Raw data -

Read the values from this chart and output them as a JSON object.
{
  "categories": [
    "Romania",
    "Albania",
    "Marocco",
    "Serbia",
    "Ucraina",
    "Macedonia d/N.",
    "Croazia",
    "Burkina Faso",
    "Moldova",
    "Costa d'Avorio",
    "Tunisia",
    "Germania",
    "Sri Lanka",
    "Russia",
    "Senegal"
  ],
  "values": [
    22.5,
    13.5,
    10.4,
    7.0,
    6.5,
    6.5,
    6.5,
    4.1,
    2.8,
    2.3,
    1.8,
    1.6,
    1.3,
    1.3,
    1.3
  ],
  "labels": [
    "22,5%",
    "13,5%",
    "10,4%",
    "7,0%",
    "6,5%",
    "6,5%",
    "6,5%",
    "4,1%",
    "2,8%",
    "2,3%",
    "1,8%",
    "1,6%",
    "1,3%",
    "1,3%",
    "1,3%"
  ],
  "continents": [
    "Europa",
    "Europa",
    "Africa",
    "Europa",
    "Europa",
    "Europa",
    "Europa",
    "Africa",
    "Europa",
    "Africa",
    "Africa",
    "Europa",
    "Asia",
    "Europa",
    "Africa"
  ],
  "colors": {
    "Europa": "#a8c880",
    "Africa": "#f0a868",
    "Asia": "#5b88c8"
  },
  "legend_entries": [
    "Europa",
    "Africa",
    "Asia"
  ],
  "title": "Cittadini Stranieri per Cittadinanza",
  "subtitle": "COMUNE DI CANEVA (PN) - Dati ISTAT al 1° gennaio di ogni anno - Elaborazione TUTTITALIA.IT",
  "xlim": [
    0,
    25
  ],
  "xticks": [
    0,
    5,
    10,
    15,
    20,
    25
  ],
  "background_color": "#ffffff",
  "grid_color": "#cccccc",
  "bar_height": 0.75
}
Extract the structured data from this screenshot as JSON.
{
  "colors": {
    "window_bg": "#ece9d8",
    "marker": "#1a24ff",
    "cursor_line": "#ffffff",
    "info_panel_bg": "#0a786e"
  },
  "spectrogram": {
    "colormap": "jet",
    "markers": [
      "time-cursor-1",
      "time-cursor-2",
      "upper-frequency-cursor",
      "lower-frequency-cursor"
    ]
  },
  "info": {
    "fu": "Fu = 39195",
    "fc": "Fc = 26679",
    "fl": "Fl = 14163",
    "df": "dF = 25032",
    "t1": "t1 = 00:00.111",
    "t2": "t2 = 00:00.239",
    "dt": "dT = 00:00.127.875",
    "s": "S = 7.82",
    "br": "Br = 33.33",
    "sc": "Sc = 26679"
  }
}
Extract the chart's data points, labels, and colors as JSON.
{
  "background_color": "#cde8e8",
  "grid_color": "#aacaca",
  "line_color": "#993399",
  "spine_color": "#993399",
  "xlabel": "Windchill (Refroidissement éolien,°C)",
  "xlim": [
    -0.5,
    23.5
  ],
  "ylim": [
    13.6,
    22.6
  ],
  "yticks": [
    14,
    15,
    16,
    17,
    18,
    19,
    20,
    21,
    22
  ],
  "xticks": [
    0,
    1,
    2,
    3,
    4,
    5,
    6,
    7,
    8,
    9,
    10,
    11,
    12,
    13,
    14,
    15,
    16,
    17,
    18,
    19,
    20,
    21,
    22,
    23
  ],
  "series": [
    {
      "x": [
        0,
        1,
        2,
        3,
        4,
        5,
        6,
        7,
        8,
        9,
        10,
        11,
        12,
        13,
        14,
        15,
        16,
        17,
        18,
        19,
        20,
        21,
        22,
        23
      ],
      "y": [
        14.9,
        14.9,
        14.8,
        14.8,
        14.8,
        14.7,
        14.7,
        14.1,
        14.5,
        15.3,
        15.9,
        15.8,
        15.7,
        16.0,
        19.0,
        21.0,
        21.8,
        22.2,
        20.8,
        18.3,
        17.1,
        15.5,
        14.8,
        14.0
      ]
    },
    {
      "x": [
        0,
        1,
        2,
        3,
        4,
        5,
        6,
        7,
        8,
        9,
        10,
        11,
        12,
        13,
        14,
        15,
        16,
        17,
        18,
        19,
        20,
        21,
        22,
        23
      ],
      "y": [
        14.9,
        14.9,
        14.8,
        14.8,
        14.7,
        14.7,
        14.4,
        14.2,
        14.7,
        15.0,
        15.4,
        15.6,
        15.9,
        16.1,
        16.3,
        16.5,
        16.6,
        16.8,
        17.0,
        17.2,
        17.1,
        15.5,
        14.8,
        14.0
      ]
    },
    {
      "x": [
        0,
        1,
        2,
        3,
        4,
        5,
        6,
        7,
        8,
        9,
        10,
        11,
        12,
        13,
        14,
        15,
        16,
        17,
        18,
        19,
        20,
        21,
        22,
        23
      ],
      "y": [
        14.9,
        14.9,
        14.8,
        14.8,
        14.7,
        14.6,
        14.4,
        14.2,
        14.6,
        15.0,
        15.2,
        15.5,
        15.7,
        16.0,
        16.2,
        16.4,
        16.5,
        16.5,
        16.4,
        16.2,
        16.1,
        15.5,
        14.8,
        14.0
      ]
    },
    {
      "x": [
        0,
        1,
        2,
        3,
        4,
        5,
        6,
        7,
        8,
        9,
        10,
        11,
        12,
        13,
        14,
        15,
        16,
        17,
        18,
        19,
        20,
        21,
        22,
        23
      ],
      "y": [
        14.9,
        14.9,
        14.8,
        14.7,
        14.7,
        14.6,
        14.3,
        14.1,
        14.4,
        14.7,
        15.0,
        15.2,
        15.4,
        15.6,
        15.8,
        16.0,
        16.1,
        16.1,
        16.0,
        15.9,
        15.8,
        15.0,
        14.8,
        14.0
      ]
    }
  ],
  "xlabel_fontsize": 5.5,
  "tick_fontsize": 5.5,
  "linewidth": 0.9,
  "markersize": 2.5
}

Short problem - Above are some records. Print them all exactly.

Answer in full -
Read the values from this chart and output them as a JSON object.
{
  "categories": [
    "Romania",
    "Albania",
    "Marocco",
    "Serbia",
    "Ucraina",
    "Macedonia d/N.",
    "Croazia",
    "Burkina Faso",
    "Moldova",
    "Costa d'Avorio",
    "Tunisia",
    "Germania",
    "Sri Lanka",
    "Russia",
    "Senegal"
  ],
  "values": [
    22.5,
    13.5,
    10.4,
    7.0,
    6.5,
    6.5,
    6.5,
    4.1,
    2.8,
    2.3,
    1.8,
    1.6,
    1.3,
    1.3,
    1.3
  ],
  "labels": [
    "22,5%",
    "13,5%",
    "10,4%",
    "7,0%",
    "6,5%",
    "6,5%",
    "6,5%",
    "4,1%",
    "2,8%",
    "2,3%",
    "1,8%",
    "1,6%",
    "1,3%",
    "1,3%",
    "1,3%"
  ],
  "continents": [
    "Europa",
    "Europa",
    "Africa",
    "Europa",
    "Europa",
    "Europa",
    "Europa",
    "Africa",
    "Europa",
    "Africa",
    "Africa",
    "Europa",
    "Asia",
    "Europa",
    "Africa"
  ],
  "colors": {
    "Europa": "#a8c880",
    "Africa": "#f0a868",
    "Asia": "#5b88c8"
  },
  "legend_entries": [
    "Europa",
    "Africa",
    "Asia"
  ],
  "title": "Cittadini Stranieri per Cittadinanza",
  "subtitle": "COMUNE DI CANEVA (PN) - Dati ISTAT al 1° gennaio di ogni anno - Elaborazione TUTTITALIA.IT",
  "xlim": [
    0,
    25
  ],
  "xticks": [
    0,
    5,
    10,
    15,
    20,
    25
  ],
  "background_color": "#ffffff",
  "grid_color": "#cccccc",
  "bar_height": 0.75
}
Extract the structured data from this screenshot as JSON.
{
  "colors": {
    "window_bg": "#ece9d8",
    "marker": "#1a24ff",
    "cursor_line": "#ffffff",
    "info_panel_bg": "#0a786e"
  },
  "spectrogram": {
    "colormap": "jet",
    "markers": [
      "time-cursor-1",
      "time-cursor-2",
      "upper-frequency-cursor",
      "lower-frequency-cursor"
    ]
  },
  "info": {
    "fu": "Fu = 39195",
    "fc": "Fc = 26679",
    "fl": "Fl = 14163",
    "df": "dF = 25032",
    "t1": "t1 = 00:00.111",
    "t2": "t2 = 00:00.239",
    "dt": "dT = 00:00.127.875",
    "s": "S = 7.82",
    "br": "Br = 33.33",
    "sc": "Sc = 26679"
  }
}
Extract the chart's data points, labels, and colors as JSON.
{
  "background_color": "#cde8e8",
  "grid_color": "#aacaca",
  "line_color": "#993399",
  "spine_color": "#993399",
  "xlabel": "Windchill (Refroidissement éolien,°C)",
  "xlim": [
    -0.5,
    23.5
  ],
  "ylim": [
    13.6,
    22.6
  ],
  "yticks": [
    14,
    15,
    16,
    17,
    18,
    19,
    20,
    21,
    22
  ],
  "xticks": [
    0,
    1,
    2,
    3,
    4,
    5,
    6,
    7,
    8,
    9,
    10,
    11,
    12,
    13,
    14,
    15,
    16,
    17,
    18,
    19,
    20,
    21,
    22,
    23
  ],
  "series": [
    {
      "x": [
        0,
        1,
        2,
        3,
        4,
        5,
        6,
        7,
        8,
        9,
        10,
        11,
        12,
        13,
        14,
        15,
        16,
        17,
        18,
        19,
        20,
        21,
        22,
        23
      ],
      "y": [
        14.9,
        14.9,
        14.8,
        14.8,
        14.8,
        14.7,
        14.7,
        14.1,
        14.5,
        15.3,
        15.9,
        15.8,
        15.7,
        16.0,
        19.0,
        21.0,
        21.8,
        22.2,
        20.8,
        18.3,
        17.1,
        15.5,
        14.8,
        14.0
      ]
    },
    {
      "x": [
        0,
        1,
        2,
        3,
        4,
        5,
        6,
        7,
        8,
        9,
        10,
        11,
        12,
        13,
        14,
        15,
        16,
        17,
        18,
        19,
        20,
        21,
        22,
        23
      ],
      "y": [
        14.9,
        14.9,
        14.8,
        14.8,
        14.7,
        14.7,
        14.4,
        14.2,
        14.7,
        15.0,
        15.4,
        15.6,
        15.9,
        16.1,
        16.3,
        16.5,
        16.6,
        16.8,
        17.0,
        17.2,
        17.1,
        15.5,
        14.8,
        14.0
      ]
    },
    {
      "x": [
        0,
        1,
        2,
        3,
        4,
        5,
        6,
        7,
        8,
        9,
        10,
        11,
        12,
        13,
        14,
        15,
        16,
        17,
        18,
        19,
        20,
        21,
        22,
        23
      ],
      "y": [
        14.9,
        14.9,
        14.8,
        14.8,
        14.7,
        14.6,
        14.4,
        14.2,
        14.6,
        15.0,
        15.2,
        15.5,
        15.7,
        16.0,
        16.2,
        16.4,
        16.5,
        16.5,
        16.4,
        16.2,
        16.1,
        15.5,
        14.8,
        14.0
      ]
    },
    {
      "x": [
        0,
        1,
        2,
        3,
        4,
        5,
        6,
        7,
        8,
        9,
        10,
        11,
        12,
        13,
        14,
        15,
        16,
        17,
        18,
        19,
        20,
        21,
        22,
        23
      ],
      "y": [
        14.9,
        14.9,
        14.8,
        14.7,
        14.7,
        14.6,
        14.3,
        14.1,
        14.4,
        14.7,
        15.0,
        15.2,
        15.4,
        15.6,
        15.8,
        16.0,
        16.1,
        16.1,
        16.0,
        15.9,
        15.8,
        15.0,
        14.8,
        14.0
      ]
    }
  ],
  "xlabel_fontsize": 5.5,
  "tick_fontsize": 5.5,
  "linewidth": 0.9,
  "markersize": 2.5
}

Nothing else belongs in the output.